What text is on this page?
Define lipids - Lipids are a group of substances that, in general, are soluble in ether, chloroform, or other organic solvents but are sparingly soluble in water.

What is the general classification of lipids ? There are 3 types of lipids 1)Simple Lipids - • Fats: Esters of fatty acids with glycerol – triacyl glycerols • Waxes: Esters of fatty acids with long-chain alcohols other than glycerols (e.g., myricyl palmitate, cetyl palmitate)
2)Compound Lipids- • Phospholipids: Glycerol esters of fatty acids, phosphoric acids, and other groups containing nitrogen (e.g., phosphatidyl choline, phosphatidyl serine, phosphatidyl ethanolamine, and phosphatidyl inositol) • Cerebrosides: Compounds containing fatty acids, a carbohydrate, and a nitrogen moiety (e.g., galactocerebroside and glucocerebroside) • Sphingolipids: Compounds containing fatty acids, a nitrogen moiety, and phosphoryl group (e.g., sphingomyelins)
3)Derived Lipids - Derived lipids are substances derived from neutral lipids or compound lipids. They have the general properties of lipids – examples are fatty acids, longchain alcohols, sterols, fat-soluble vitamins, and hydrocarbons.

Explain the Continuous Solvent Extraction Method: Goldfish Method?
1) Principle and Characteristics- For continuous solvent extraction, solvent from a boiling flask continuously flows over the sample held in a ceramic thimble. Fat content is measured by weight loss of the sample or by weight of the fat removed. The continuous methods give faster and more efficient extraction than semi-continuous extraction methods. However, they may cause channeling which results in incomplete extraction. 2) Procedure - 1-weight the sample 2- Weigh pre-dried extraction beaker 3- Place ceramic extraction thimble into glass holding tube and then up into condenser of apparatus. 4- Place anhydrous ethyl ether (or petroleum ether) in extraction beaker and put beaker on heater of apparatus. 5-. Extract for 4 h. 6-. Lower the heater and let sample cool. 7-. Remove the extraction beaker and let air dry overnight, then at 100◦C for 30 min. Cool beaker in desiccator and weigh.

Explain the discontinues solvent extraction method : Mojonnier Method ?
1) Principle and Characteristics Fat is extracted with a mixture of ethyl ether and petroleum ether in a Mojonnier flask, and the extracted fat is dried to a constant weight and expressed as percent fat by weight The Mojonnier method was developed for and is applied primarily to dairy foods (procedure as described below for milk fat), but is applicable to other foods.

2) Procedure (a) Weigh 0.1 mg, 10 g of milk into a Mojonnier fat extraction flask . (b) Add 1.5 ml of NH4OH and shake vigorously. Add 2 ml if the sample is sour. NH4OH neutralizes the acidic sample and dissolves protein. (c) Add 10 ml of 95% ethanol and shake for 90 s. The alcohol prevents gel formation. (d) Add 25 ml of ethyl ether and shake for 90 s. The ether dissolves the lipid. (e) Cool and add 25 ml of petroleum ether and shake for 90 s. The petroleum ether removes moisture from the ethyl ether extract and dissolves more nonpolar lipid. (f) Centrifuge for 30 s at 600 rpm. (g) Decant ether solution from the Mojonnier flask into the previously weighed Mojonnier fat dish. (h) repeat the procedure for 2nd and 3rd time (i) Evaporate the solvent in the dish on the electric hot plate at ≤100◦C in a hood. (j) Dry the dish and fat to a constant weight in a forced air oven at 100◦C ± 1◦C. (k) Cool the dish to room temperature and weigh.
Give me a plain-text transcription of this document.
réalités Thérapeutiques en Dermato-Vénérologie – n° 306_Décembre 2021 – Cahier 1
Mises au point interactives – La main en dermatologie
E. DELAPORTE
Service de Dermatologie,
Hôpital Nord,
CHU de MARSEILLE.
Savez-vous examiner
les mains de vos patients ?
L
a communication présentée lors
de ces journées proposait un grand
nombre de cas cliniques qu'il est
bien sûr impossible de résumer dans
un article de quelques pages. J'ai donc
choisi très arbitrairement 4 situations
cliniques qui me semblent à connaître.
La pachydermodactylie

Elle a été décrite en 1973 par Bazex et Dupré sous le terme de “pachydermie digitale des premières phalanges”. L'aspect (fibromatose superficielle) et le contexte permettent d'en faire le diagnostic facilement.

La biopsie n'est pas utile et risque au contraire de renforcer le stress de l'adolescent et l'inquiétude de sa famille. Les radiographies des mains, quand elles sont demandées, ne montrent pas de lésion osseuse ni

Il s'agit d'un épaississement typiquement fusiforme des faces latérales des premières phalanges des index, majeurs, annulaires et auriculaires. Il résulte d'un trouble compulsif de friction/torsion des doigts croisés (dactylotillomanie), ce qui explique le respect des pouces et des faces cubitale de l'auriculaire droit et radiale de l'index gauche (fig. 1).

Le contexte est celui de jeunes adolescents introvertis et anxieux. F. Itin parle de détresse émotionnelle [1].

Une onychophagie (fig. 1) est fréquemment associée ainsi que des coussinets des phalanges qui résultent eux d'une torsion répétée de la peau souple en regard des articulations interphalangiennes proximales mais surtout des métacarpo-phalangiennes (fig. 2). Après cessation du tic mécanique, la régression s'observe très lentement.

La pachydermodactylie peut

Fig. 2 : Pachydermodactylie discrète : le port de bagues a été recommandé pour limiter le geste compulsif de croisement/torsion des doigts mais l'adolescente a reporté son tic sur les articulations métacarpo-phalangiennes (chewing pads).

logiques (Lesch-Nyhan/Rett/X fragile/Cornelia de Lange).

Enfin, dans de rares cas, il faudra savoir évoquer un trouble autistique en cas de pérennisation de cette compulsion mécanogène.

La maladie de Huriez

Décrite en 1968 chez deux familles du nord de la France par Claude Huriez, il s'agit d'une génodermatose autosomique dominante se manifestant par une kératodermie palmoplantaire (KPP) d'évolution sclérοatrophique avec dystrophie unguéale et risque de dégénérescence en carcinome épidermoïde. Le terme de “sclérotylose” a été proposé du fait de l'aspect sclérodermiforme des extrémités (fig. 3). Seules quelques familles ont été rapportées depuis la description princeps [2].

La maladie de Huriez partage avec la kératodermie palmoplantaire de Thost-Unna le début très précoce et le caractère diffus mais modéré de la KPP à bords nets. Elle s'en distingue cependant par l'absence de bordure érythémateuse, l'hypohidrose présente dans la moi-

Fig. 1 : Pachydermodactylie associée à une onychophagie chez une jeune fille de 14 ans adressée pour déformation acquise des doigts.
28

--

#### Task requirements
Your answer should consist of the lines from the material that contain "compulsif".

#### Response to the task
Il s'agit d'un épaississement typiquement fusiforme des faces latérales des premières phalanges des index, majeurs, annulaires et auriculaires. Il résulte d'un trouble compulsif de friction/torsion des doigts croisés (dactylotillomanie), ce qui explique le respect des pouces et des faces cubitale de l'auriculaire droit et radiale de l'index gauche (fig. 1).
Fig. 2 : Pachydermodactylie discrète : le port de bagues a été recommandé pour limiter le geste compulsif de croisement/torsion des doigts mais l'adolescente a reporté son tic sur les articulations métacarpo-phalangiennes (chewing pads).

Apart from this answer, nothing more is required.